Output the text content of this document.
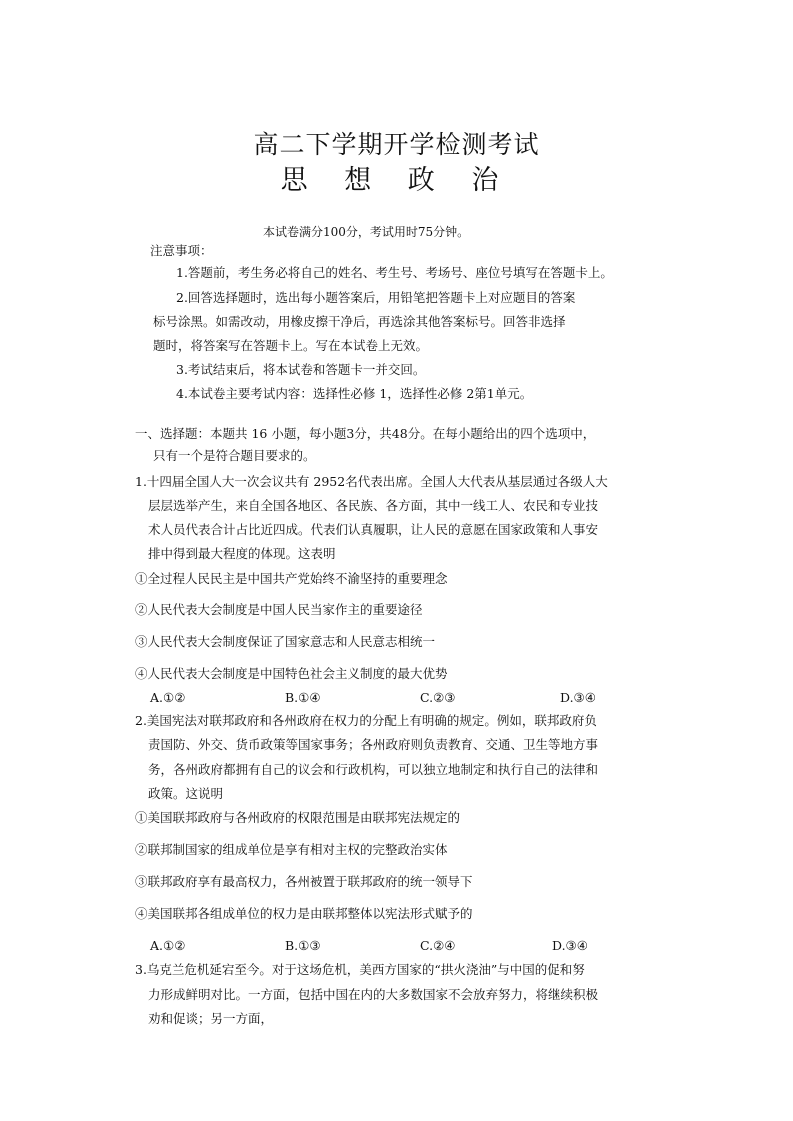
高二下学期开学检测考试
思 想 政 治
本试卷满分100分，考试用时75分钟。
注意事项：
1.答题前，考生务必将自己的姓名、考生号、考场号、座位号填写在答题卡上。
2.回答选择题时，选出每小题答案后，用铅笔把答题卡上对应题目的答案
标号涂黑。如需改动，用橡皮擦干净后，再选涂其他答案标号。回答非选择
题时，将答案写在答题卡上。写在本试卷上无效。
3.考试结束后，将本试卷和答题卡一并交回。
4.本试卷主要考试内容：选择性必修 1，选择性必修 2第1单元。
一、选择题：本题共 16 小题，每小题3分，共48分。在每小题给出的四个选项中，
只有一个是符合题目要求的。
1.十四届全国人大一次会议共有 2952名代表出席。全国人大代表从基层通过各级人大
层层选举产生，来自全国各地区、各民族、各方面，其中一线工人、农民和专业技
术人员代表合计占比近四成。代表们认真履职，让人民的意愿在国家政策和人事安
排中得到最大程度的体现。这表明
①全过程人民民主是中国共产党始终不渝坚持的重要理念
②人民代表大会制度是中国人民当家作主的重要途径
③人民代表大会制度保证了国家意志和人民意志相统一
④人民代表大会制度是中国特色社会主义制度的最大优势
A.①②	B.①④	C.②③	D.③④
2.美国宪法对联邦政府和各州政府在权力的分配上有明确的规定。例如，联邦政府负
责国防、外交、货币政策等国家事务；各州政府则负责教育、交通、卫生等地方事
务，各州政府都拥有自己的议会和行政机构，可以独立地制定和执行自己的法律和
政策。这说明
①美国联邦政府与各州政府的权限范围是由联邦宪法规定的
②联邦制国家的组成单位是享有相对主权的完整政治实体
③联邦政府享有最高权力，各州被置于联邦政府的统一领导下
④美国联邦各组成单位的权力是由联邦整体以宪法形式赋予的
A.①②	B.①③	C.②④	D.③④
3.乌克兰危机延宕至今。对于这场危机，美西方国家的“拱火浇油”与中国的促和努
力形成鲜明对比。一方面，包括中国在内的大多数国家不会放弃努力，将继续积极
劝和促谈；另一方面，
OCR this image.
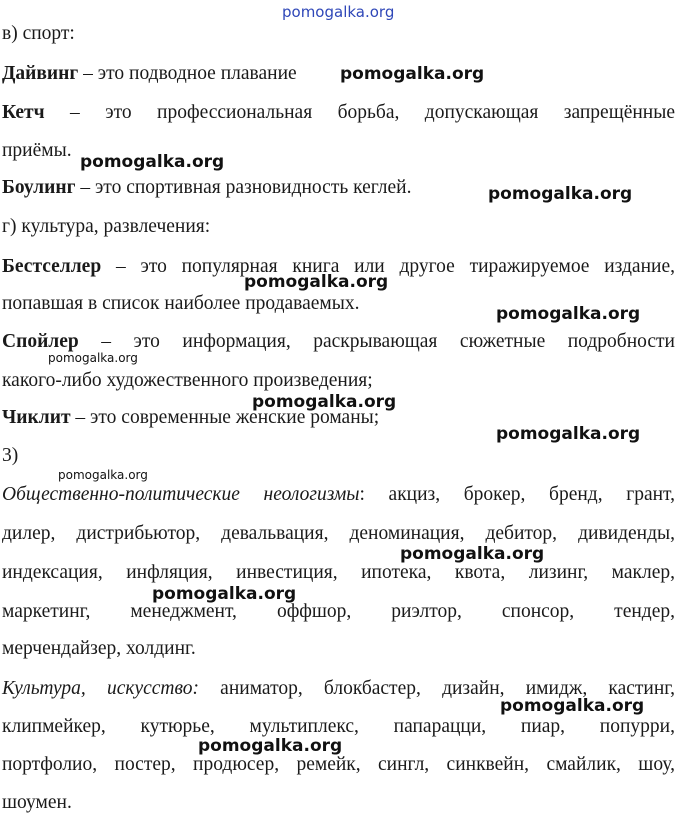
pomogalka.org
pomogalka.org
pomogalka.org
pomogalka.org
pomogalka.org
pomogalka.org
pomogalka.org
pomogalka.org
pomogalka.org
pomogalka.org
pomogalka.org
pomogalka.org
pomogalka.org
pomogalka.org

в) спорт:

Дайвинг – это подводное плавание

Кетч – это профессиональная борьба, допускающая запрещённые

приёмы.

Боулинг – это спортивная разновидность кеглей.

г) культура, развлечения:

Бестселлер – это популярная книга или другое тиражируемое издание,

попавшая в список наиболее продаваемых.

Спойлер – это информация, раскрывающая сюжетные подробности

какого-либо художественного произведения;

Чиклит – это современные женские романы;

3)

Общественно-политические неологизмы: акциз, брокер, бренд, грант,

дилер, дистрибьютор, девальвация, деноминация, дебитор, дивиденды,

индексация, инфляция, инвестиция, ипотека, квота, лизинг, маклер,

маркетинг, менеджмент, оффшор, риэлтор, спонсор, тендер,

мерчендайзер, холдинг.

Культура, искусство: аниматор, блокбастер, дизайн, имидж, кастинг,

клипмейкер, кутюрье, мультиплекс, папарацци, пиар, попурри,

портфолио, постер, продюсер, ремейк, сингл, синквейн, смайлик, шоу,

шоумен.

• [What to produce] Return all lines with the word "this" in them.

• [Answer to the problem]
Output the text content of this document.
OCR this image.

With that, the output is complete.